◆ **Dataset rows about figures**:
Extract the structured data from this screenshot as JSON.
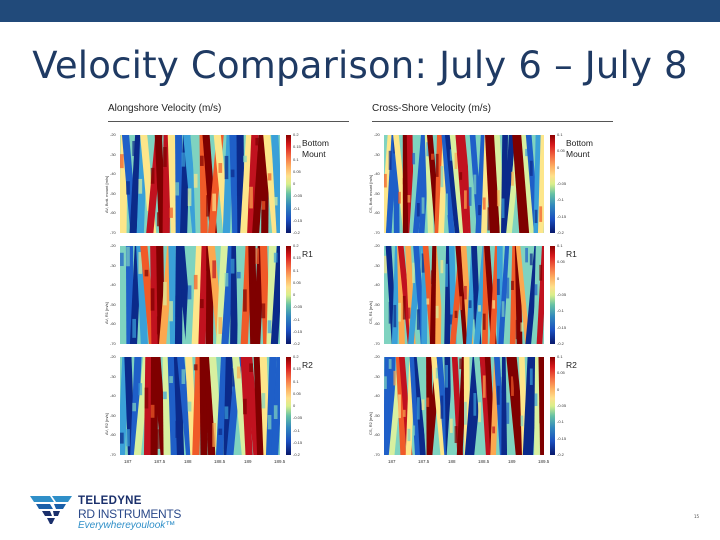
{
  "slide": {
    "title": "Velocity Comparison: July 6 – July 8",
    "page_number": "15",
    "colors": {
      "top_bar": "#214a7a",
      "title": "#1f3a63",
      "logo_tagline": "#2f8fc8"
    }
  },
  "columns": [
    {
      "title": "Alongshore Velocity (m/s)",
      "panels": [
        {
          "label": "Bottom Mount",
          "ylabel": "AV, Bott. mount [m/s]",
          "yticks": [
            "-20",
            "-30",
            "-40",
            "-50",
            "-60",
            "-70"
          ],
          "cbar_ticks": [
            "0.2",
            "0.15",
            "0.1",
            "0.05",
            "0",
            "-0.05",
            "-0.1",
            "-0.15",
            "-0.2"
          ],
          "stripe_count": 26
        },
        {
          "label": "R1",
          "ylabel": "AV, R1 [m/s]",
          "yticks": [
            "-20",
            "-30",
            "-40",
            "-50",
            "-60",
            "-70"
          ],
          "cbar_ticks": [
            "0.2",
            "0.15",
            "0.1",
            "0.05",
            "0",
            "-0.05",
            "-0.1",
            "-0.15",
            "-0.2"
          ],
          "stripe_count": 26
        },
        {
          "label": "R2",
          "ylabel": "AV, R2 [m/s]",
          "yticks": [
            "-20",
            "-30",
            "-40",
            "-50",
            "-60",
            "-70"
          ],
          "cbar_ticks": [
            "0.2",
            "0.15",
            "0.1",
            "0.05",
            "0",
            "-0.05",
            "-0.1",
            "-0.15",
            "-0.2"
          ],
          "stripe_count": 26
        }
      ],
      "xticks": [
        "187",
        "187.5",
        "188",
        "188.5",
        "189",
        "189.5"
      ]
    },
    {
      "title": "Cross-Shore Velocity (m/s)",
      "panels": [
        {
          "label": "Bottom Mount",
          "ylabel": "CS, Bott. mount [m/s]",
          "yticks": [
            "-20",
            "-30",
            "-40",
            "-50",
            "-60",
            "-70"
          ],
          "cbar_ticks": [
            "0.1",
            "0.05",
            "0",
            "-0.05",
            "-0.1",
            "-0.15",
            "-0.2"
          ],
          "stripe_count": 34
        },
        {
          "label": "R1",
          "ylabel": "CS, R1 [m/s]",
          "yticks": [
            "-20",
            "-30",
            "-40",
            "-50",
            "-60",
            "-70"
          ],
          "cbar_ticks": [
            "0.1",
            "0.05",
            "0",
            "-0.05",
            "-0.1",
            "-0.15",
            "-0.2"
          ],
          "stripe_count": 34
        },
        {
          "label": "R2",
          "ylabel": "CS, R2 [m/s]",
          "yticks": [
            "-20",
            "-30",
            "-40",
            "-50",
            "-60",
            "-70"
          ],
          "cbar_ticks": [
            "0.1",
            "0.05",
            "0",
            "-0.05",
            "-0.1",
            "-0.15",
            "-0.2"
          ],
          "stripe_count": 34
        }
      ],
      "xticks": [
        "187",
        "187.5",
        "188",
        "188.5",
        "189",
        "189.5"
      ]
    }
  ],
  "logo": {
    "company": "TELEDYNE",
    "division": "RD INSTRUMENTS",
    "tagline": "Everywhereyoulook™"
  }
}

◆ **Problem details**: All of the material above is to be copied exactly, except for its images.

◆ **The reply**:
Extract the structured data from this screenshot as JSON.
{
  "slide": {
    "title": "Velocity Comparison: July 6 – July 8",
    "page_number": "15",
    "colors": {
      "top_bar": "#214a7a",
      "title": "#1f3a63",
      "logo_tagline": "#2f8fc8"
    }
  },
  "columns": [
    {
      "title": "Alongshore Velocity (m/s)",
      "panels": [
        {
          "label": "Bottom Mount",
          "ylabel": "AV, Bott. mount [m/s]",
          "yticks": [
            "-20",
            "-30",
            "-40",
            "-50",
            "-60",
            "-70"
          ],
          "cbar_ticks": [
            "0.2",
            "0.15",
            "0.1",
            "0.05",
            "0",
            "-0.05",
            "-0.1",
            "-0.15",
            "-0.2"
          ],
          "stripe_count": 26
        },
        {
          "label": "R1",
          "ylabel": "AV, R1 [m/s]",
          "yticks": [
            "-20",
            "-30",
            "-40",
            "-50",
            "-60",
            "-70"
          ],
          "cbar_ticks": [
            "0.2",
            "0.15",
            "0.1",
            "0.05",
            "0",
            "-0.05",
            "-0.1",
            "-0.15",
            "-0.2"
          ],
          "stripe_count": 26
        },
        {
          "label": "R2",
          "ylabel": "AV, R2 [m/s]",
          "yticks": [
            "-20",
            "-30",
            "-40",
            "-50",
            "-60",
            "-70"
          ],
          "cbar_ticks": [
            "0.2",
            "0.15",
            "0.1",
            "0.05",
            "0",
            "-0.05",
            "-0.1",
            "-0.15",
            "-0.2"
          ],
          "stripe_count": 26
        }
      ],
      "xticks": [
        "187",
        "187.5",
        "188",
        "188.5",
        "189",
        "189.5"
      ]
    },
    {
      "title": "Cross-Shore Velocity (m/s)",
      "panels": [
        {
          "label": "Bottom Mount",
          "ylabel": "CS, Bott. mount [m/s]",
          "yticks": [
            "-20",
            "-30",
            "-40",
            "-50",
            "-60",
            "-70"
          ],
          "cbar_ticks": [
            "0.1",
            "0.05",
            "0",
            "-0.05",
            "-0.1",
            "-0.15",
            "-0.2"
          ],
          "stripe_count": 34
        },
        {
          "label": "R1",
          "ylabel": "CS, R1 [m/s]",
          "yticks": [
            "-20",
            "-30",
            "-40",
            "-50",
            "-60",
            "-70"
          ],
          "cbar_ticks": [
            "0.1",
            "0.05",
            "0",
            "-0.05",
            "-0.1",
            "-0.15",
            "-0.2"
          ],
          "stripe_count": 34
        },
        {
          "label": "R2",
          "ylabel": "CS, R2 [m/s]",
          "yticks": [
            "-20",
            "-30",
            "-40",
            "-50",
            "-60",
            "-70"
          ],
          "cbar_ticks": [
            "0.1",
            "0.05",
            "0",
            "-0.05",
            "-0.1",
            "-0.15",
            "-0.2"
          ],
          "stripe_count": 34
        }
      ],
      "xticks": [
        "187",
        "187.5",
        "188",
        "188.5",
        "189",
        "189.5"
      ]
    }
  ],
  "logo": {
    "company": "TELEDYNE",
    "division": "RD INSTRUMENTS",
    "tagline": "Everywhereyoulook™"
  }
}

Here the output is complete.